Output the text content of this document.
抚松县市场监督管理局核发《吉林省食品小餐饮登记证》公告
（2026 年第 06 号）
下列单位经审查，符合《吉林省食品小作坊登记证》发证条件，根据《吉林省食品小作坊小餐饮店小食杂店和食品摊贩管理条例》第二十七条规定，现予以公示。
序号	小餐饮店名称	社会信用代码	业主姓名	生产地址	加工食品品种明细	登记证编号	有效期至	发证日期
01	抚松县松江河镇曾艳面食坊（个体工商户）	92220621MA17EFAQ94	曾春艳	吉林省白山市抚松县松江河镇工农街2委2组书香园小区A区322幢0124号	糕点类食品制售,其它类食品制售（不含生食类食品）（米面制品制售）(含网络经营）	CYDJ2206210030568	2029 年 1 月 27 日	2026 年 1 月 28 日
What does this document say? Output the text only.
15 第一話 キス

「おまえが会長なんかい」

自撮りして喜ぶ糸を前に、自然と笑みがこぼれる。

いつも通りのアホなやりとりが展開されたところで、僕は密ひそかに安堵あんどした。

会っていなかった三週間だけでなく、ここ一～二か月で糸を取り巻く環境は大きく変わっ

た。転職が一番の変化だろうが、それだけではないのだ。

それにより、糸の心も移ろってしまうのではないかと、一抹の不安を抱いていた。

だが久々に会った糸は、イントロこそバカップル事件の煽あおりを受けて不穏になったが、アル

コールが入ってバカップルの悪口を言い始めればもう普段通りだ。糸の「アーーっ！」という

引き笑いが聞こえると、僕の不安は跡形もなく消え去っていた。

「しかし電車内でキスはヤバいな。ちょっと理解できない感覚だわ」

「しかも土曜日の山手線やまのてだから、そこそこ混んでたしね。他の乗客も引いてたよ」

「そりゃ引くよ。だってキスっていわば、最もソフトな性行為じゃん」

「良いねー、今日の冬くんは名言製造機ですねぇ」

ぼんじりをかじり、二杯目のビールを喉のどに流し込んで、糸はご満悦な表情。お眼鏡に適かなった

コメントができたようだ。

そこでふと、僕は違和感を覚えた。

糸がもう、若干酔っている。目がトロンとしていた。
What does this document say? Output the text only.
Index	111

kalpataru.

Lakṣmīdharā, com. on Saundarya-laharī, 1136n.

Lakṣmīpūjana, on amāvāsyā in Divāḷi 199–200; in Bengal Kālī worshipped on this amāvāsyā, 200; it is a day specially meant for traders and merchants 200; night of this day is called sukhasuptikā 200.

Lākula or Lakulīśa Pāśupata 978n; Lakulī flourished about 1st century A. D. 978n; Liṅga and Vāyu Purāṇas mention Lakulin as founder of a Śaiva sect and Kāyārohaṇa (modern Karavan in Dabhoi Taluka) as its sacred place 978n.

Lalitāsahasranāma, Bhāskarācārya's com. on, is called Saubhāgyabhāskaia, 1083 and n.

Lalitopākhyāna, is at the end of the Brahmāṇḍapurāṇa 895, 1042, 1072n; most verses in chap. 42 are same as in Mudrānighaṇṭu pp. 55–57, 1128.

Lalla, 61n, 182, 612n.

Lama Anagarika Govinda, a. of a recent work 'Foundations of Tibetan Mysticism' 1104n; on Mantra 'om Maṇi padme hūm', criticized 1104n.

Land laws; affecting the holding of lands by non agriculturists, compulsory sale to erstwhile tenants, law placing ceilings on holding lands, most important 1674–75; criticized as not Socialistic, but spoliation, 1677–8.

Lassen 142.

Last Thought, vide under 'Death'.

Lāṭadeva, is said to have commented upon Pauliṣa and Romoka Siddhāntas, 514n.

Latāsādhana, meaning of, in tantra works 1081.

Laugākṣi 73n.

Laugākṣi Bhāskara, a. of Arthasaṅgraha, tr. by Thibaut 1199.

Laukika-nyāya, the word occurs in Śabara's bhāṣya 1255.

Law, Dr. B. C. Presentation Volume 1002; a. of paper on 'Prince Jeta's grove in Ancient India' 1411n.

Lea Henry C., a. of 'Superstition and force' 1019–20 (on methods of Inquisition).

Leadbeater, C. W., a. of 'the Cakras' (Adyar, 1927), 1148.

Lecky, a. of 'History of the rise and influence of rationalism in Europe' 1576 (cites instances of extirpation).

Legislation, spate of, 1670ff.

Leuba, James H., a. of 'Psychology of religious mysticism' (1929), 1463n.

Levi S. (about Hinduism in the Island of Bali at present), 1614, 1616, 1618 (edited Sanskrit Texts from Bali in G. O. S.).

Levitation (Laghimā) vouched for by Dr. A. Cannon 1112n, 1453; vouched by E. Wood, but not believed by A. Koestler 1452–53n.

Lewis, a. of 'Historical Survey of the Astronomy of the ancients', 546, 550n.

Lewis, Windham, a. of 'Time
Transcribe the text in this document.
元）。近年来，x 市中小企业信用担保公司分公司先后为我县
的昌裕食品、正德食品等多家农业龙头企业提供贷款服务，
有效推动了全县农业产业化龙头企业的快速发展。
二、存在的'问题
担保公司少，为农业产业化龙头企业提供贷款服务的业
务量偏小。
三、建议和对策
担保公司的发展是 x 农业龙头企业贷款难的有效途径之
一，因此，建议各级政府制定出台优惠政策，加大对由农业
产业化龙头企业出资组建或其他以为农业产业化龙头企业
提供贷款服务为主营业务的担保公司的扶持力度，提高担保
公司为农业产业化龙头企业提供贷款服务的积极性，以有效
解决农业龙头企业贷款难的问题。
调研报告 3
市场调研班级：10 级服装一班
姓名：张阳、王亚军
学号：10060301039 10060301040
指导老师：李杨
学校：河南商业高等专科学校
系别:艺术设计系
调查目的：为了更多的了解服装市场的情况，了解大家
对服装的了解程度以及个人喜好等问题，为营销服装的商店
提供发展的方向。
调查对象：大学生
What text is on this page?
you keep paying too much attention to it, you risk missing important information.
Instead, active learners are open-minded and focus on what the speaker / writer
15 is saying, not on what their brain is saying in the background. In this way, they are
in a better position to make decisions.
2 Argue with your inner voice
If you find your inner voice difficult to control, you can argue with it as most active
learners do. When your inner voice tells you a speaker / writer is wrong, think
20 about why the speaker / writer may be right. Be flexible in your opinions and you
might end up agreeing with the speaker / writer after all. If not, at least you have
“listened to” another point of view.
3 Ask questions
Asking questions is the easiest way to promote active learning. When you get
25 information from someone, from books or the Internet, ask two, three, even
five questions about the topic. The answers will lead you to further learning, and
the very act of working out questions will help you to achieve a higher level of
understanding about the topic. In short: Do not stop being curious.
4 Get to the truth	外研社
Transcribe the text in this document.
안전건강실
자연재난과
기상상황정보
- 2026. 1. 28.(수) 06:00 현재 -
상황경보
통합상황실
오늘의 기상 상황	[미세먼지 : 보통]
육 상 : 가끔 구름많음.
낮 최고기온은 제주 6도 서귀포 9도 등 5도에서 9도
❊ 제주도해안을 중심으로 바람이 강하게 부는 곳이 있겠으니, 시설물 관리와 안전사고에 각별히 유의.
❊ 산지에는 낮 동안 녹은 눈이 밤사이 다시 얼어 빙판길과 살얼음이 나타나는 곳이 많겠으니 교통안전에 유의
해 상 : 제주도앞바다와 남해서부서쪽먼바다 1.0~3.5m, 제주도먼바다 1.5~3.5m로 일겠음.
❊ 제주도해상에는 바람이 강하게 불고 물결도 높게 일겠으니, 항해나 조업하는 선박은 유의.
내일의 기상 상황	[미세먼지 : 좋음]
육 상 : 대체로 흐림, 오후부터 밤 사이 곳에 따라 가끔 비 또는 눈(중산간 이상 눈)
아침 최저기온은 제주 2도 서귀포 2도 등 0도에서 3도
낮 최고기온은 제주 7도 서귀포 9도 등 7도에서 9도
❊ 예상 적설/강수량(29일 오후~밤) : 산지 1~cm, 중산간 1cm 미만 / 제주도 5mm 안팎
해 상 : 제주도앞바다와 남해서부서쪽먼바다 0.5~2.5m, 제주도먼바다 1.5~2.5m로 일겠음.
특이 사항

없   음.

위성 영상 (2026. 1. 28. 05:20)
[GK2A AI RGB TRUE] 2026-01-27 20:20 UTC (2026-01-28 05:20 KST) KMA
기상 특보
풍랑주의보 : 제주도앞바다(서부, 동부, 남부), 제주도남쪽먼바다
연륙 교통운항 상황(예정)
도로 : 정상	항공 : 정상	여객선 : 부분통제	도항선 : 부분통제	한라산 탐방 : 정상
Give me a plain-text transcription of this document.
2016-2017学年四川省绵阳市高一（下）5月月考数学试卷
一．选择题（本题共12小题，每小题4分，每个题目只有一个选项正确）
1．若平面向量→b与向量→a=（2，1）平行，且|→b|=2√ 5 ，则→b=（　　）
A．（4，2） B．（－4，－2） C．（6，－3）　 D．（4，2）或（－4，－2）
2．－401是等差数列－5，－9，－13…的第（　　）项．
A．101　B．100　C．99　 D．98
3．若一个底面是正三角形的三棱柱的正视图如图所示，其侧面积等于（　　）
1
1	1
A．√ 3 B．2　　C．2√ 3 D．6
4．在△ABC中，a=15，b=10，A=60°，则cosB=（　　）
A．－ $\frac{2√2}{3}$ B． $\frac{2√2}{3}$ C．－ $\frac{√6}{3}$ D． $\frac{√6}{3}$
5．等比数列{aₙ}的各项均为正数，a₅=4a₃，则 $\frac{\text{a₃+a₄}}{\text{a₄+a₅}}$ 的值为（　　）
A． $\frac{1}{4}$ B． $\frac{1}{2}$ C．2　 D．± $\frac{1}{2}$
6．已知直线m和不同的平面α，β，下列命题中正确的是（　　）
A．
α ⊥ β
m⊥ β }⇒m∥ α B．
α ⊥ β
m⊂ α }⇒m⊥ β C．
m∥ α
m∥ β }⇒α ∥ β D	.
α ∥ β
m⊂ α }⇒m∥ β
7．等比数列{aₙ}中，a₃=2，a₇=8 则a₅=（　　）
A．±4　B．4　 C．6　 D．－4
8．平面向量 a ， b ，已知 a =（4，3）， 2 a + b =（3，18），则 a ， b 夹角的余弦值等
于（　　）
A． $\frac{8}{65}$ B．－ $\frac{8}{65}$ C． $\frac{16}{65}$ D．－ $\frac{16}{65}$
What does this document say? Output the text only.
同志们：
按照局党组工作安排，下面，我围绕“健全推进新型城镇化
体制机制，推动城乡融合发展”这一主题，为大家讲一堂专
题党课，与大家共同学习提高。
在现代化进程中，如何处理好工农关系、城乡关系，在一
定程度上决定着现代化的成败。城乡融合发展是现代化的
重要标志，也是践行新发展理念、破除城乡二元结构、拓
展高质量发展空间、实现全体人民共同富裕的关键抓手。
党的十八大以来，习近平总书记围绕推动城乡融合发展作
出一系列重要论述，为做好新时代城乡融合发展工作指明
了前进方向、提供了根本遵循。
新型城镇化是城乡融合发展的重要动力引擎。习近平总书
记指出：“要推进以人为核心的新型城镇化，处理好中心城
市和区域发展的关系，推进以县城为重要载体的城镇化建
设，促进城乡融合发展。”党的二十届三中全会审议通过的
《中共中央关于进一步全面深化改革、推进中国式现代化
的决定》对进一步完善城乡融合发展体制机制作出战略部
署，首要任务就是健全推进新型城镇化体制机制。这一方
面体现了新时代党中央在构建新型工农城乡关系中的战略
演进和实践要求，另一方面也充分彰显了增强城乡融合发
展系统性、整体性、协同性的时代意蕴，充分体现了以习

************

Choose all lines containing the string "criticized" and copy them out.

Lama Anagarika Govinda, a. of a recent work 'Foundations of Tibetan Mysticism' 1104n; on Mantra 'om Maṇi padme hūm', criticized 1104n.
Land laws; affecting the holding of lands by non agriculturists, compulsory sale to erstwhile tenants, law placing ceilings on holding lands, most important 1674–75; criticized as not Socialistic, but spoliation, 1677–8.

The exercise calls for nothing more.